A run of records:
________________________

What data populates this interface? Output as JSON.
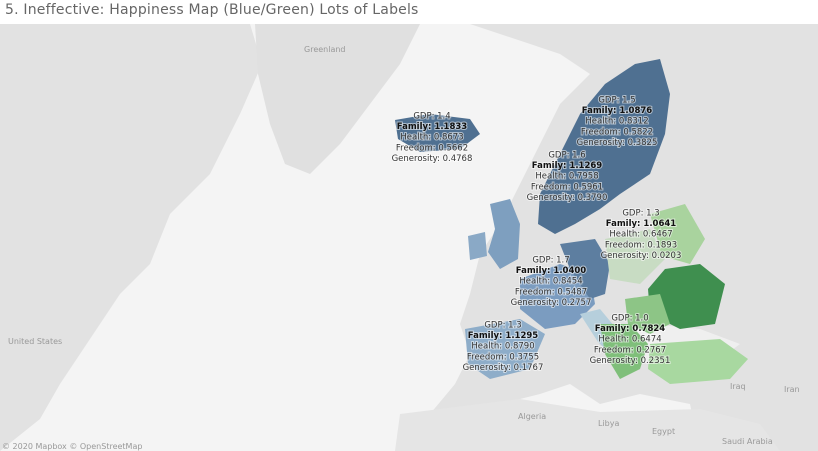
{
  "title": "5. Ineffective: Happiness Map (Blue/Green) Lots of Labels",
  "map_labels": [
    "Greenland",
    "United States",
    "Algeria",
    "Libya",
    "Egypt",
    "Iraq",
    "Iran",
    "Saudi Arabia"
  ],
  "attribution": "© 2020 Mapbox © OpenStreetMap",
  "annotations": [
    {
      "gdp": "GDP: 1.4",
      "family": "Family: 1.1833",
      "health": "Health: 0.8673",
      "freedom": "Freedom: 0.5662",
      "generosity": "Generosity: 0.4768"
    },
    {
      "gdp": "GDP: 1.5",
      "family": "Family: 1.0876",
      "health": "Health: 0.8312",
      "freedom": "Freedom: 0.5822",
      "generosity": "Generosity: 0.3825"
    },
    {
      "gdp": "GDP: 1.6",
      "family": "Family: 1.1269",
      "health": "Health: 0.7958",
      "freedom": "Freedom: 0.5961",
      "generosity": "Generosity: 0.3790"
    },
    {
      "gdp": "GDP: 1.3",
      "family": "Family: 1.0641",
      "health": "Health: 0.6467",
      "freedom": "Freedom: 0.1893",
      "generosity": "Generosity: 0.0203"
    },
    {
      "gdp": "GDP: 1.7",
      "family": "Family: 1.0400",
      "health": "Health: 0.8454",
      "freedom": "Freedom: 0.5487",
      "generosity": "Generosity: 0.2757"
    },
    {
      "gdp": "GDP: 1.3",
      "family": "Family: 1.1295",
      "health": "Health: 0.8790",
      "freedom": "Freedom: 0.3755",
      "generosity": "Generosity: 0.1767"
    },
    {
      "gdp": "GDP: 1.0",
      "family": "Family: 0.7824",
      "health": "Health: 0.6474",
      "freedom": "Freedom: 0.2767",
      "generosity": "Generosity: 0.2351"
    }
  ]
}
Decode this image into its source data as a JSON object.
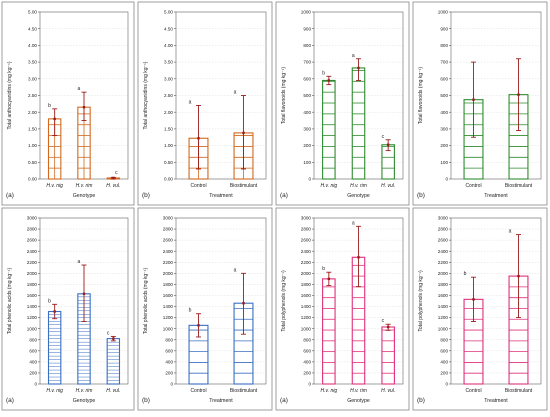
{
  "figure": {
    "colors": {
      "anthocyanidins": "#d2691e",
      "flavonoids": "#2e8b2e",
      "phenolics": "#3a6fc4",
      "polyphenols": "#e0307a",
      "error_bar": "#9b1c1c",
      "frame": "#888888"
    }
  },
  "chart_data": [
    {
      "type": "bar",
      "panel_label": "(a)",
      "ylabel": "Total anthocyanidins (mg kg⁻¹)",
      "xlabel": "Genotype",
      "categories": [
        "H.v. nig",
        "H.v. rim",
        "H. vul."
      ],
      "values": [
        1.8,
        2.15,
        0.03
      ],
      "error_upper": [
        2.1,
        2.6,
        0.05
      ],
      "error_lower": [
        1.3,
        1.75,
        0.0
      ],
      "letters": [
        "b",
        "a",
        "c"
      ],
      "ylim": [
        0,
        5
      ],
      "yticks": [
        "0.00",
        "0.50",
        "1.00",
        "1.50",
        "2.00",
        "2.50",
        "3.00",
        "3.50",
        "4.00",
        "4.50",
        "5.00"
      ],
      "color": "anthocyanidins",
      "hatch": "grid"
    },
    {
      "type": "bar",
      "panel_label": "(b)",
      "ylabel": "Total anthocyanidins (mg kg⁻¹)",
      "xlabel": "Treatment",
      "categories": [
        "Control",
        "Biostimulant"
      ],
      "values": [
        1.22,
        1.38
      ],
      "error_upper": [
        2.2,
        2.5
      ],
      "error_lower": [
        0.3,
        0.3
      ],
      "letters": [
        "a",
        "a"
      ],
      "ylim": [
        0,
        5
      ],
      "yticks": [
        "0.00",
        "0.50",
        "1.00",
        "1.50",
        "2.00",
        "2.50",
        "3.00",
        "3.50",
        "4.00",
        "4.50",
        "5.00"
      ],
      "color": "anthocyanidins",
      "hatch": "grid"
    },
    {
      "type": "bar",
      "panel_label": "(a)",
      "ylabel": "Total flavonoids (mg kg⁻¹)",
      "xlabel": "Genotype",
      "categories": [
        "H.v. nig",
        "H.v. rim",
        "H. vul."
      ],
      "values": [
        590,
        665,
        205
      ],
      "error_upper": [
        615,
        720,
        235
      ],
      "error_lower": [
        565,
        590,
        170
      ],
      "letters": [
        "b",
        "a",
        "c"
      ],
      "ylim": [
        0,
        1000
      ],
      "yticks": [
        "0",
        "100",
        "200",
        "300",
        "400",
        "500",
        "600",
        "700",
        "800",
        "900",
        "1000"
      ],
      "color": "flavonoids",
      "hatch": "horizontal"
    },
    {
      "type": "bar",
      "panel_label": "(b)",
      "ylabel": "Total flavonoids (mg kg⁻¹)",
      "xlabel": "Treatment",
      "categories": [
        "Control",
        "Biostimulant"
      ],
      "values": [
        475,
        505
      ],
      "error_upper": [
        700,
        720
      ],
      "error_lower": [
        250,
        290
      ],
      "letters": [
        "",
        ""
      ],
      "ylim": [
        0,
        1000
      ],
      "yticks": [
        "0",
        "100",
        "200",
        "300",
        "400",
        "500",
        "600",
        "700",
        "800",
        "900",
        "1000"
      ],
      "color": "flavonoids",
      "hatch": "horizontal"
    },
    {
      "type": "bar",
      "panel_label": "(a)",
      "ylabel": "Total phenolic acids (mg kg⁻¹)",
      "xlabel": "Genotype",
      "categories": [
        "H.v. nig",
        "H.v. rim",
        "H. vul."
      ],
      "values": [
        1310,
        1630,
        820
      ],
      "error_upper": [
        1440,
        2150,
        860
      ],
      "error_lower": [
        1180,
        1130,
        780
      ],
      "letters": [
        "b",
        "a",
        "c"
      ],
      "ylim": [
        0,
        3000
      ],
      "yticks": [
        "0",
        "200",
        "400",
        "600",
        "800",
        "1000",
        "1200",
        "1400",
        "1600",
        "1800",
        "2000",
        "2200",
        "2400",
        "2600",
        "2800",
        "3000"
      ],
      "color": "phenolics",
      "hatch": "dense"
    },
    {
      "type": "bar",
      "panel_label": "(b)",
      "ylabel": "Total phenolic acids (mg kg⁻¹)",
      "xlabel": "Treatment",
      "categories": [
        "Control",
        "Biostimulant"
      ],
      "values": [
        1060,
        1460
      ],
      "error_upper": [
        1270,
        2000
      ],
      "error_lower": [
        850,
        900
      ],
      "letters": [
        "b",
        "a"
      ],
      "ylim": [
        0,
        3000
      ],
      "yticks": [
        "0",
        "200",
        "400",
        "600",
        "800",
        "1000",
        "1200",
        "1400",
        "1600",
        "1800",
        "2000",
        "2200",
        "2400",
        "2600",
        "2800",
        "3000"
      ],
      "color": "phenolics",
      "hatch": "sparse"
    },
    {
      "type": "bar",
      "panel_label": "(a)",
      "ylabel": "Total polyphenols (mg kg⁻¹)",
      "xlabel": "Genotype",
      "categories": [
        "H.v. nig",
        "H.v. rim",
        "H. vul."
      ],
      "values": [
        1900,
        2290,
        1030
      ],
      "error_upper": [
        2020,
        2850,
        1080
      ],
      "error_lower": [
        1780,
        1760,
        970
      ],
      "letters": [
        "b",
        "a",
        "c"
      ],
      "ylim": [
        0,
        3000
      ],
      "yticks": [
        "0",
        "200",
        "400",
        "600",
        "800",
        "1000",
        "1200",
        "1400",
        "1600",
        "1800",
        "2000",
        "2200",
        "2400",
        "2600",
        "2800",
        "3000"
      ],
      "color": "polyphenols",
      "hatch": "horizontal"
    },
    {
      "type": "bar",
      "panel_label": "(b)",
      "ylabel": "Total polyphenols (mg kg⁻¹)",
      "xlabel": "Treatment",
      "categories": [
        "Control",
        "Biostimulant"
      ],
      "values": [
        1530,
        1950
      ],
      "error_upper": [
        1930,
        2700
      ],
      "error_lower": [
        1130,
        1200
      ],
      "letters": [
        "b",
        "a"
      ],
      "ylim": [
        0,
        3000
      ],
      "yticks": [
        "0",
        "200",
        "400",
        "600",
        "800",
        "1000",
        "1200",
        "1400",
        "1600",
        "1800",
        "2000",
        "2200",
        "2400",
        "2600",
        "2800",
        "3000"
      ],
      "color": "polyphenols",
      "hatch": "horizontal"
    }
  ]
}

________________________

- **EXERCISE DIRECTIONS**: Go through the material line by line. Show each line that contains the string "generosity".

- **THE REPLY**:
      "generosity": "Generosity: 0.4768"
      "generosity": "Generosity: 0.3825"
      "generosity": "Generosity: 0.3790"
      "generosity": "Generosity: 0.0203"
      "generosity": "Generosity: 0.2757"
      "generosity": "Generosity: 0.1767"
      "generosity": "Generosity: 0.2351"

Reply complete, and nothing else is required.